DO THIS
Locate and copy all lines bearing the word "提取视频文字".

↓

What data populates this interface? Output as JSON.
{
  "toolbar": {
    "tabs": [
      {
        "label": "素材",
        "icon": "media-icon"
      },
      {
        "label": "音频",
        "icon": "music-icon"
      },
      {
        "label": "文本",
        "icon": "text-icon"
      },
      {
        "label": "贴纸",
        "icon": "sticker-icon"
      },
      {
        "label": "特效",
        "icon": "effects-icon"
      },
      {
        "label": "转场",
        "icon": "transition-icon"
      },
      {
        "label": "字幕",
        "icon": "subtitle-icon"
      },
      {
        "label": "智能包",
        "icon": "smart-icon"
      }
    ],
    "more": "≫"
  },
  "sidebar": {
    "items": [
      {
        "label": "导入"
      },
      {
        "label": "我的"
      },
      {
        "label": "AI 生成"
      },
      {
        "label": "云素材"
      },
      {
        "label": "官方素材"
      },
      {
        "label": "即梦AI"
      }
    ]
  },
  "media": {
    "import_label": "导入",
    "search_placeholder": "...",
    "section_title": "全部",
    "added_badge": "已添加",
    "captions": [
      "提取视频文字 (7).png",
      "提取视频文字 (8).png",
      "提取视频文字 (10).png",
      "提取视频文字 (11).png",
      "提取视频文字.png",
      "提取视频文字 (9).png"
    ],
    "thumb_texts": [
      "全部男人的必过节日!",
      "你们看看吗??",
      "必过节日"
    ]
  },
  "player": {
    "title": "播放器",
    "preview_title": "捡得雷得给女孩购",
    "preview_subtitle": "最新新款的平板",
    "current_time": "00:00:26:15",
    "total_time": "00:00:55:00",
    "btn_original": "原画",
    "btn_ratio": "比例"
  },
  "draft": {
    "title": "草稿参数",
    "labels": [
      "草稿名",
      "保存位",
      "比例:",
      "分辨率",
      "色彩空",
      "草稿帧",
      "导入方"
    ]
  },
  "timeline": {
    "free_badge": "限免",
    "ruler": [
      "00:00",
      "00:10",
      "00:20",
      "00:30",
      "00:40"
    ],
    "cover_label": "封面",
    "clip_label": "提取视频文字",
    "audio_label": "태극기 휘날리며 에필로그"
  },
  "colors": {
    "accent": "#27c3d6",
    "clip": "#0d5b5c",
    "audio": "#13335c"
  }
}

↑

SOLUTION TO THIS PROBLEM
      "提取视频文字 (7).png",
      "提取视频文字 (8).png",
      "提取视频文字 (10).png",
      "提取视频文字 (11).png",
      "提取视频文字.png",
      "提取视频文字 (9).png"
    "clip_label": "提取视频文字",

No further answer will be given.